Passage shown:
◇ ◇ ◇ ◇ ◇ ◇ ◇
I have to concatenate 1000s of individual excel workbooks with a single sheet, into one master sheet. I use a for loop to read them into a data frame, then concatenate the data frame to a master data frame. There is one column in each that could represent currency, percentages, or just contain notes. Sometimes it has been filled out with explicit indicators in the cell, Eg., '$' - other times, someone has used cell formatting to indicate currency while leaving just a decimal in the cell. I've been using a formatting routine to catch some of this but have run into some edge cases.

Consider a case like the following:

In the actual spreadsheet, you see: $0.96

When read_excel siphons this in, it will be represented as 0.96. Because of the mixed-type nature of the column, there is no sure way to know whether this is 96% or $0.96

Is there a way to read excel files into a data frame for analysis and record what is visually represented in the cell, regardless of whether cell formatting was used or not?

I've tried using dtype="str", dtype="object" and have tried using both the default and openpyxl engines.
◇ ◇ ◇ ◇ ◇ ◇ ◇
Records from a data collection
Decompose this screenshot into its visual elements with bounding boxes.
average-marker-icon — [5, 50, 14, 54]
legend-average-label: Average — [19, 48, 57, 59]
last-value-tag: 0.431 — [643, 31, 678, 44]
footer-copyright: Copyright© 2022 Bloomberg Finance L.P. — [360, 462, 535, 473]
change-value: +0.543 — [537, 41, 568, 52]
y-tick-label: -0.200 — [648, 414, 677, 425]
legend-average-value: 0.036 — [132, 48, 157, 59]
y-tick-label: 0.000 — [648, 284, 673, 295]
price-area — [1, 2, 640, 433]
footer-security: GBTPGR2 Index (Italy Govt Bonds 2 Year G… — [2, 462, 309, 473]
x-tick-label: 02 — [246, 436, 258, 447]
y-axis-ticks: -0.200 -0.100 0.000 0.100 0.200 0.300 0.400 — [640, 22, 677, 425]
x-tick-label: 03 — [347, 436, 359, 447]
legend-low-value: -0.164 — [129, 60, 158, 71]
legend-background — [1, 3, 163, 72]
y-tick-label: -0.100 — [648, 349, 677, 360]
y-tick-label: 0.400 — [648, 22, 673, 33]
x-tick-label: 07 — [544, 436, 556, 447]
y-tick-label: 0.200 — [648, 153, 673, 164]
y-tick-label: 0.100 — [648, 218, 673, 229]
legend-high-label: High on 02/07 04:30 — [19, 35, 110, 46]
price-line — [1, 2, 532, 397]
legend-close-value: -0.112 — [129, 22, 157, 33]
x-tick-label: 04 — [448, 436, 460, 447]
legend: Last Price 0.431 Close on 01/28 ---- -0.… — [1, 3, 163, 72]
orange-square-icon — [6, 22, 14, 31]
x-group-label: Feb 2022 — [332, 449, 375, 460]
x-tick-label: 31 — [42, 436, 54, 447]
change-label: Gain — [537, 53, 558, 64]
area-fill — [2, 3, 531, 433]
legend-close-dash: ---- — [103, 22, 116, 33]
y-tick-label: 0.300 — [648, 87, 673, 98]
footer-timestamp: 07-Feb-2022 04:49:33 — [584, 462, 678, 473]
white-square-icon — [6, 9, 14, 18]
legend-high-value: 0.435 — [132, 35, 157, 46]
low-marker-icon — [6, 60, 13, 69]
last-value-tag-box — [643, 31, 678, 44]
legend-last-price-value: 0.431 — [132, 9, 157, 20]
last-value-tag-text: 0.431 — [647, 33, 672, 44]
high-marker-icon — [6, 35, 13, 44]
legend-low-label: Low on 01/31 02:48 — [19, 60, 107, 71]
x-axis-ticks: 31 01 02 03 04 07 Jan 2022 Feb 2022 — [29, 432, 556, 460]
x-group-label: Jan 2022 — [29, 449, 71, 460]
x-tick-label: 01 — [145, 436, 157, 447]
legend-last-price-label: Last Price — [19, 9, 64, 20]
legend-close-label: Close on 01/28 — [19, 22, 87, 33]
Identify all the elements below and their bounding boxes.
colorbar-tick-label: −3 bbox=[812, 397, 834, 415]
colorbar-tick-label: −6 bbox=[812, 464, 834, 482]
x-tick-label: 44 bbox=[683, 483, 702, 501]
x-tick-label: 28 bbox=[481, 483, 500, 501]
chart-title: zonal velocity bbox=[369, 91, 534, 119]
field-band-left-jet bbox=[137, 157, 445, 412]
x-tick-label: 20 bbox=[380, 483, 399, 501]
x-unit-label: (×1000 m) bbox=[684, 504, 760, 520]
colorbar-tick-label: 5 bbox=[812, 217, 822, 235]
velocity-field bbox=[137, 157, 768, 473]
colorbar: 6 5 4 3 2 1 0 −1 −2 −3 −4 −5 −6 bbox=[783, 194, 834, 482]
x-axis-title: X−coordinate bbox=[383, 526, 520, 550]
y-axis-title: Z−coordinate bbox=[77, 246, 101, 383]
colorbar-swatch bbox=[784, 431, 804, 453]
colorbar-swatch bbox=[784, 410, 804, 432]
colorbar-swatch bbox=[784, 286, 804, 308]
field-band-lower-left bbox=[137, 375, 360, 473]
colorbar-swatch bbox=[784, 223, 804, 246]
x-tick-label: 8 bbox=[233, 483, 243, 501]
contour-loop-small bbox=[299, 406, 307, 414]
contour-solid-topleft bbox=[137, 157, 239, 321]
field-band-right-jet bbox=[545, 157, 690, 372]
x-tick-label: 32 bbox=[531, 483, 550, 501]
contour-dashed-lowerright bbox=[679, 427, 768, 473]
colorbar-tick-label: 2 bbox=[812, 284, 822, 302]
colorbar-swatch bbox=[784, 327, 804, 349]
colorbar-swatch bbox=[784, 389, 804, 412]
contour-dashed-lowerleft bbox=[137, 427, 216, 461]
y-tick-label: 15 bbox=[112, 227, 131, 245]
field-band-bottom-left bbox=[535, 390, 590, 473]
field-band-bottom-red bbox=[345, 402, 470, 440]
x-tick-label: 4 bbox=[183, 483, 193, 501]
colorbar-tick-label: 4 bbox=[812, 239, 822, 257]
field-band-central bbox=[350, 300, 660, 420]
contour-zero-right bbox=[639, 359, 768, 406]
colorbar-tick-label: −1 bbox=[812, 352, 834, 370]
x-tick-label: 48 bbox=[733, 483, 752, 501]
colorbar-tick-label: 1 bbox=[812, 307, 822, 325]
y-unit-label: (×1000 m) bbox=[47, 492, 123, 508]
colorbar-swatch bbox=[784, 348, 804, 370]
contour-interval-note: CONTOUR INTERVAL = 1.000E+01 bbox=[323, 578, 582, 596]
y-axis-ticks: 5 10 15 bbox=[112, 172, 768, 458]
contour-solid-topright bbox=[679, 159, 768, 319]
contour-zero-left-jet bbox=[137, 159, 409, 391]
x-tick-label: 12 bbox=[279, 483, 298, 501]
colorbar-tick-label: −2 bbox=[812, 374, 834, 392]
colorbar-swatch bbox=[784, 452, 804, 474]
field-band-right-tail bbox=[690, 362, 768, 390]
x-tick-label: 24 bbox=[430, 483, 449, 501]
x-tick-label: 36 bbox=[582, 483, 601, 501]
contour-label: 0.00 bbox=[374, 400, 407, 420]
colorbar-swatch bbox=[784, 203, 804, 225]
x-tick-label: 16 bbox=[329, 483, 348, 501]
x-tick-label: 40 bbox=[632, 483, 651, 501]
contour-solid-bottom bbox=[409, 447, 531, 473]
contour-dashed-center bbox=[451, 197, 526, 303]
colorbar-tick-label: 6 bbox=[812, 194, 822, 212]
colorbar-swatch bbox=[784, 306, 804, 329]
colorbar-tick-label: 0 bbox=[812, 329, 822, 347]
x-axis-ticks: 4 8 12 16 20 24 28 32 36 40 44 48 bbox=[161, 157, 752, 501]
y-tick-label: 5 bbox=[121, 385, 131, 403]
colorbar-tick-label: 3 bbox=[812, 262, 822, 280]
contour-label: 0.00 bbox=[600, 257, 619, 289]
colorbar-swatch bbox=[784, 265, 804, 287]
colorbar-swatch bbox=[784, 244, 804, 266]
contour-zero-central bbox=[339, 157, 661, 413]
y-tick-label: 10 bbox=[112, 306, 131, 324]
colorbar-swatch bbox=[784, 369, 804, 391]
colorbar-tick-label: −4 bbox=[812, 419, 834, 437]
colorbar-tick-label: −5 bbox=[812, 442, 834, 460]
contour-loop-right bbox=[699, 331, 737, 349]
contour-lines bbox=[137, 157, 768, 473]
◇ ◇ ◇ ◇ ◇ ◇ ◇
Required work:
**A.** In the question about merging Excel workbooks, list each setting the writer says they tried in the final sentence.
**B.** Transcribe the question about merging Excel workbooks from "I have to concatenate" up to and including "some edge cases.".
**C.** Pick up the question about merging Excel workbooks where it stops and keep writing it.

Solved problems:
**A.**
dtype="str"
dtype="object"
the default engine
the openpyxl engine

**B.**
I have to concatenate 1000s of individual excel workbooks with a single sheet, into one master sheet. I use a for loop to read them into a data frame, then concatenate the data frame to a master data frame. There is one column in each that could represent currency, percentages, or just contain notes. Sometimes it has been filled out with explicit indicators in the cell, Eg., '$' - other times, someone has used cell formatting to indicate currency while leaving just a decimal in the cell. I've been using a formatting routine to catch some of this but have run into some edge cases.

**C.**
UPDATE Taking the comments below into consideration, I'm rewriting with openpyxl.

import openpyxl
from openpyxl import load_workbook

def excel_concat(df_source):
    df_master = pd.DataFrame()
        
    for index, row in df_source.iterrows():
        excel_file = Path(row['Test Path']) / Path(row['Original Filename'])
    
        wb = openpyxl.load_workbook(filename = excel_file)
        ws = wb.active
    
        df_data = pd.DataFrame(ws.values)
    
        df_master = pd.concat([df_master, df_data], ignore_index=True)
    
    return df_master

df_master1 = excel_concat(df_excel_files)

This appears to be nothing more than a "longcut" to just calling the openpyxl engine with pandas. What am I missing in order to capture the visible values in the excel files?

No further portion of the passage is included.